■ **Exercise requirements**
Quote every line as written. Omit pictures.

(Records about charts and figures)
--- --- ---
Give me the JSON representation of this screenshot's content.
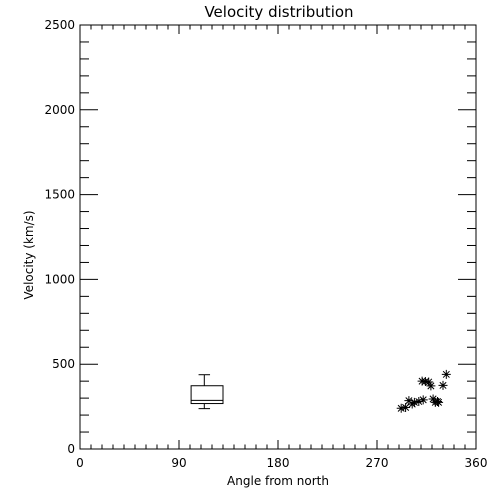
{
  "chart_data": {
    "type": "scatter",
    "title": "Velocity distribution",
    "xlabel": "Angle from north",
    "ylabel": "Velocity (km/s)",
    "xlim": [
      0,
      360
    ],
    "ylim": [
      0,
      2500
    ],
    "xticks": [
      0,
      90,
      180,
      270,
      360
    ],
    "yticks": [
      0,
      500,
      1000,
      1500,
      2000,
      2500
    ],
    "xtick_labels": [
      "0",
      "90",
      "180",
      "270",
      "360"
    ],
    "ytick_labels": [
      "0",
      "500",
      "1000",
      "1500",
      "2000",
      "2500"
    ],
    "x_minor_step": 10,
    "y_minor_step": 100,
    "grid": false,
    "boxplot": {
      "x": 113,
      "x_range": [
        101,
        130
      ],
      "whisker_low": 238,
      "q1": 268,
      "median": 287,
      "q3": 373,
      "whisker_high": 438
    },
    "points": [
      {
        "x": 292,
        "y": 240
      },
      {
        "x": 296,
        "y": 245
      },
      {
        "x": 299,
        "y": 285
      },
      {
        "x": 302,
        "y": 265
      },
      {
        "x": 304,
        "y": 275
      },
      {
        "x": 308,
        "y": 280
      },
      {
        "x": 311,
        "y": 400
      },
      {
        "x": 312,
        "y": 290
      },
      {
        "x": 314,
        "y": 398
      },
      {
        "x": 317,
        "y": 395
      },
      {
        "x": 319,
        "y": 372
      },
      {
        "x": 321,
        "y": 295
      },
      {
        "x": 323,
        "y": 275
      },
      {
        "x": 325,
        "y": 280
      },
      {
        "x": 326,
        "y": 275
      },
      {
        "x": 330,
        "y": 375
      },
      {
        "x": 333,
        "y": 440
      }
    ]
  }
}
--- --- ---
■ **Result below**
Give me the JSON representation of this screenshot's content.
{
  "chart_data": {
    "type": "scatter",
    "title": "Velocity distribution",
    "xlabel": "Angle from north",
    "ylabel": "Velocity (km/s)",
    "xlim": [
      0,
      360
    ],
    "ylim": [
      0,
      2500
    ],
    "xticks": [
      0,
      90,
      180,
      270,
      360
    ],
    "yticks": [
      0,
      500,
      1000,
      1500,
      2000,
      2500
    ],
    "xtick_labels": [
      "0",
      "90",
      "180",
      "270",
      "360"
    ],
    "ytick_labels": [
      "0",
      "500",
      "1000",
      "1500",
      "2000",
      "2500"
    ],
    "x_minor_step": 10,
    "y_minor_step": 100,
    "grid": false,
    "boxplot": {
      "x": 113,
      "x_range": [
        101,
        130
      ],
      "whisker_low": 238,
      "q1": 268,
      "median": 287,
      "q3": 373,
      "whisker_high": 438
    },
    "points": [
      {
        "x": 292,
        "y": 240
      },
      {
        "x": 296,
        "y": 245
      },
      {
        "x": 299,
        "y": 285
      },
      {
        "x": 302,
        "y": 265
      },
      {
        "x": 304,
        "y": 275
      },
      {
        "x": 308,
        "y": 280
      },
      {
        "x": 311,
        "y": 400
      },
      {
        "x": 312,
        "y": 290
      },
      {
        "x": 314,
        "y": 398
      },
      {
        "x": 317,
        "y": 395
      },
      {
        "x": 319,
        "y": 372
      },
      {
        "x": 321,
        "y": 295
      },
      {
        "x": 323,
        "y": 275
      },
      {
        "x": 325,
        "y": 280
      },
      {
        "x": 326,
        "y": 275
      },
      {
        "x": 330,
        "y": 375
      },
      {
        "x": 333,
        "y": 440
      }
    ]
  }
}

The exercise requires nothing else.